### Instruction
It is required that all of the data be written out exactly.

### Data for this exercise
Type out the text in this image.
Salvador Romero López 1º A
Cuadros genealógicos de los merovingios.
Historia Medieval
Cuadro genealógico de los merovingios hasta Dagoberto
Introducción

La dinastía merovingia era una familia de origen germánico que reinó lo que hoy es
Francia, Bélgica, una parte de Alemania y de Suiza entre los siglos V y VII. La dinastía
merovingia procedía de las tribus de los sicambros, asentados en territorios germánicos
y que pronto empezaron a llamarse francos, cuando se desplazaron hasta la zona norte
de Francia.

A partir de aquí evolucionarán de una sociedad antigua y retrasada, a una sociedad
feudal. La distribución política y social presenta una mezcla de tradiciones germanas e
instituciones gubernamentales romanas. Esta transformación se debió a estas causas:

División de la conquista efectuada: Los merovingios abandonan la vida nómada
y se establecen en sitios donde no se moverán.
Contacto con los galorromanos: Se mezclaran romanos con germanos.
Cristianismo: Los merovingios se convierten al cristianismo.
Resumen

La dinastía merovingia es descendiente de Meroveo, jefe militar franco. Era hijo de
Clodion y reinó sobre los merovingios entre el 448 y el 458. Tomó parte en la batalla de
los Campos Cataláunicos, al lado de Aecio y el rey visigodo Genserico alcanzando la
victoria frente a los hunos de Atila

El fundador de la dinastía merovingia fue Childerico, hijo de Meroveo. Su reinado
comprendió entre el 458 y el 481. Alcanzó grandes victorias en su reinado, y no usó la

### Task solution
Type out the text in this image.
Salvador Romero López 1º A
Cuadros genealógicos de los merovingios.
Historia Medieval
Cuadro genealógico de los merovingios hasta Dagoberto
Introducción

La dinastía merovingia era una familia de origen germánico que reinó lo que hoy es
Francia, Bélgica, una parte de Alemania y de Suiza entre los siglos V y VII. La dinastía
merovingia procedía de las tribus de los sicambros, asentados en territorios germánicos
y que pronto empezaron a llamarse francos, cuando se desplazaron hasta la zona norte
de Francia.

A partir de aquí evolucionarán de una sociedad antigua y retrasada, a una sociedad
feudal. La distribución política y social presenta una mezcla de tradiciones germanas e
instituciones gubernamentales romanas. Esta transformación se debió a estas causas:

División de la conquista efectuada: Los merovingios abandonan la vida nómada
y se establecen en sitios donde no se moverán.
Contacto con los galorromanos: Se mezclaran romanos con germanos.
Cristianismo: Los merovingios se convierten al cristianismo.
Resumen

La dinastía merovingia es descendiente de Meroveo, jefe militar franco. Era hijo de
Clodion y reinó sobre los merovingios entre el 448 y el 458. Tomó parte en la batalla de
los Campos Cataláunicos, al lado de Aecio y el rey visigodo Genserico alcanzando la
victoria frente a los hunos de Atila

El fundador de la dinastía merovingia fue Childerico, hijo de Meroveo. Su reinado
comprendió entre el 458 y el 481. Alcanzó grandes victorias en su reinado, y no usó la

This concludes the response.